*What the task requires*: Scan the lines below; pull out those with "Numbers".

*Stored items*:
— BEGIN —

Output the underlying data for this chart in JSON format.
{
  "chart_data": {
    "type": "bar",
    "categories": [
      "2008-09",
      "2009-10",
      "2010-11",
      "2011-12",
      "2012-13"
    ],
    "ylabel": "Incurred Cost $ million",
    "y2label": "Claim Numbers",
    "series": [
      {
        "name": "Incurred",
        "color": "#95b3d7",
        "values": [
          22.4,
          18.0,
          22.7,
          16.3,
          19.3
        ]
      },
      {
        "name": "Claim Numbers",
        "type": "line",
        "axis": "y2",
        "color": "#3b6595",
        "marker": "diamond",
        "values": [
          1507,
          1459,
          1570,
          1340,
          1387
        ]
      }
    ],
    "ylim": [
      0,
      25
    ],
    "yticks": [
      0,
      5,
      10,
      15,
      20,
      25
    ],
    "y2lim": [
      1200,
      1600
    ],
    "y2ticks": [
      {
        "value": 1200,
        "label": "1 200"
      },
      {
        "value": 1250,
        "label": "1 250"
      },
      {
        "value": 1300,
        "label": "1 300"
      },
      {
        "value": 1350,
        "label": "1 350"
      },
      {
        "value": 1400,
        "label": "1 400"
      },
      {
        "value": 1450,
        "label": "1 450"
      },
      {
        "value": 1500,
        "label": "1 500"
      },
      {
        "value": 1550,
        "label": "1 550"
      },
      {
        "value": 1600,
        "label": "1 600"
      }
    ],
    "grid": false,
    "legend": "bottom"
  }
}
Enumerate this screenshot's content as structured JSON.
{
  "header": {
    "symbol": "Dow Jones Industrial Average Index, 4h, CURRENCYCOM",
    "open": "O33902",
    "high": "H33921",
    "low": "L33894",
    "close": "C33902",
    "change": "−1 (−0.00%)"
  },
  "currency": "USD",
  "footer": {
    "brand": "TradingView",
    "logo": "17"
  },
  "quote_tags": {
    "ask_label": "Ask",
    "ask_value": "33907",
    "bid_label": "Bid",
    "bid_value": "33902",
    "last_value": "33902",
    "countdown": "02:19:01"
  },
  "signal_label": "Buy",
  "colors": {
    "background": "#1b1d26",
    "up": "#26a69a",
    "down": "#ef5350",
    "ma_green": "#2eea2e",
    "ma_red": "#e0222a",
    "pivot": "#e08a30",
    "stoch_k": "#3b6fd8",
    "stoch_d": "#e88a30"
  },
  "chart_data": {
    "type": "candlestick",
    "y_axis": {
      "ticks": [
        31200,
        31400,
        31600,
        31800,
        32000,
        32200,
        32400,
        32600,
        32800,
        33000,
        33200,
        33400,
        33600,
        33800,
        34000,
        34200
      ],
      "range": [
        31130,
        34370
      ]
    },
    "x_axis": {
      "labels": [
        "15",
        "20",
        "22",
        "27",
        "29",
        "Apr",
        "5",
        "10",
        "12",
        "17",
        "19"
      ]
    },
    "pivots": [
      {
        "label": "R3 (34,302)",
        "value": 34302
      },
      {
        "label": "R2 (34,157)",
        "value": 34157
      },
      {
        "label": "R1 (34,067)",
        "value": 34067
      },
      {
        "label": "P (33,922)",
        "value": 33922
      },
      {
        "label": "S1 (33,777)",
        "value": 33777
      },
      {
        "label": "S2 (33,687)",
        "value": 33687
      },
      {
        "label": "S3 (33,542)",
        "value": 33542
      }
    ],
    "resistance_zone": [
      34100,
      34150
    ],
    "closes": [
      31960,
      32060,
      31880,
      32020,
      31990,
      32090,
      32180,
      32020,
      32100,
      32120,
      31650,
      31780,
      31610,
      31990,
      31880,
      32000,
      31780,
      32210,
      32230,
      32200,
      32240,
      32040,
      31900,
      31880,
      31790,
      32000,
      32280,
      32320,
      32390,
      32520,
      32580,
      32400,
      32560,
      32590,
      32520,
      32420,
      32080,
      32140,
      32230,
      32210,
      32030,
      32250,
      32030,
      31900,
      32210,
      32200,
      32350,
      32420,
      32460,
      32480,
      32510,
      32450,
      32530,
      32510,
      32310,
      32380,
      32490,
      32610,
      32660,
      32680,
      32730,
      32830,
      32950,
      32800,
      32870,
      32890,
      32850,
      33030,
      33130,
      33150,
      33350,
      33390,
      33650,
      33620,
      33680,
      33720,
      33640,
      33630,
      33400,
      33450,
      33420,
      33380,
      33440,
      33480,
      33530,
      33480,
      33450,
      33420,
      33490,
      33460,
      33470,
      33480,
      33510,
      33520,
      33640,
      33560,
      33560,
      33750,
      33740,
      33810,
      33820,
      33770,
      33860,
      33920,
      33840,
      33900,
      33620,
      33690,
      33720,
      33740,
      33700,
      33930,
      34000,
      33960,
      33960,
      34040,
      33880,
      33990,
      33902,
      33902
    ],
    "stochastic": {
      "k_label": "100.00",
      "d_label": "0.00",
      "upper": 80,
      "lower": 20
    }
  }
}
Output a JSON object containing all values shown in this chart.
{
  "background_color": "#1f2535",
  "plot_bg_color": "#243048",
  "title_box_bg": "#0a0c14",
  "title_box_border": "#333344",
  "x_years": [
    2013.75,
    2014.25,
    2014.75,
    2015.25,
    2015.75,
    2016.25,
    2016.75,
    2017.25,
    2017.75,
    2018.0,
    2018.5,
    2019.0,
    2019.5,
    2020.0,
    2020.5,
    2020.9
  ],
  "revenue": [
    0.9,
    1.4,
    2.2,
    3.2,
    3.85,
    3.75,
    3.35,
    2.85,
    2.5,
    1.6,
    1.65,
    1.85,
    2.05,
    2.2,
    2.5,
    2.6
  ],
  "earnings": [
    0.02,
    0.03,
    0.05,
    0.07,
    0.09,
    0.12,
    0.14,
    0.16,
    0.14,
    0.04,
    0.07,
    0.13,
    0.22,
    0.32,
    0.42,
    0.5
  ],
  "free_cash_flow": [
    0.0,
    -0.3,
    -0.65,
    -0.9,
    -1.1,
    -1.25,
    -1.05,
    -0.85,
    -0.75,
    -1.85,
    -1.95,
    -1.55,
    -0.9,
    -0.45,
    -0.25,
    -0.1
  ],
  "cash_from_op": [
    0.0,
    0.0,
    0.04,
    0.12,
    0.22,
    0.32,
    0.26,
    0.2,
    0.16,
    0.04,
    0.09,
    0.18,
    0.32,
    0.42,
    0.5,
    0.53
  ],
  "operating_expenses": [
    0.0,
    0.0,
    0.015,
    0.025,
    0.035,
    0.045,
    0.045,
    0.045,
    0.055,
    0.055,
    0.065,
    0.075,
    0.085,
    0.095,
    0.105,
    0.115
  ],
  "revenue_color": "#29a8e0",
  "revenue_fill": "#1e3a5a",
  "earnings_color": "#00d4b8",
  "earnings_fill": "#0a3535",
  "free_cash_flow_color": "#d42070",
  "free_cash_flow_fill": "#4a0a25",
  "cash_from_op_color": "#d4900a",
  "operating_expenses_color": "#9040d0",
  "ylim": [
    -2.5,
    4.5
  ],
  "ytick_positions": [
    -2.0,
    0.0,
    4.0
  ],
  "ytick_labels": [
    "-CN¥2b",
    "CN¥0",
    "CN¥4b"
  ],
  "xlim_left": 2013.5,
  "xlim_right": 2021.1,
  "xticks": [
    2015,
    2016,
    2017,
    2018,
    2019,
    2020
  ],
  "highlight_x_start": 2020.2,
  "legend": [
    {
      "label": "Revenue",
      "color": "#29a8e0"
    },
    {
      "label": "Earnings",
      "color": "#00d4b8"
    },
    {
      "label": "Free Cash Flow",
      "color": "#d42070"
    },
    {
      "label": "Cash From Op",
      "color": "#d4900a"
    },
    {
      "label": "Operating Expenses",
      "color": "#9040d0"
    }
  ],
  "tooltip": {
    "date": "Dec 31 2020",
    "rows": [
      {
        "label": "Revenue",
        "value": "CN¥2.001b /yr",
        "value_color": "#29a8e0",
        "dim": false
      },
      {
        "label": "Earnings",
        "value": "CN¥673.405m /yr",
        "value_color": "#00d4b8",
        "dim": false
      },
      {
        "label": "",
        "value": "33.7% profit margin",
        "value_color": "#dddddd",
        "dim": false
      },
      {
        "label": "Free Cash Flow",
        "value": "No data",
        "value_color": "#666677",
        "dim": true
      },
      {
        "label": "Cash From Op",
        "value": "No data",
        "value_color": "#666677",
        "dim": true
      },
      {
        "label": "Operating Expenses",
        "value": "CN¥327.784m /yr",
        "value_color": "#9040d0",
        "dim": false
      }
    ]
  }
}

— END —

*Worked solution*:
    "y2label": "Claim Numbers",
        "name": "Claim Numbers",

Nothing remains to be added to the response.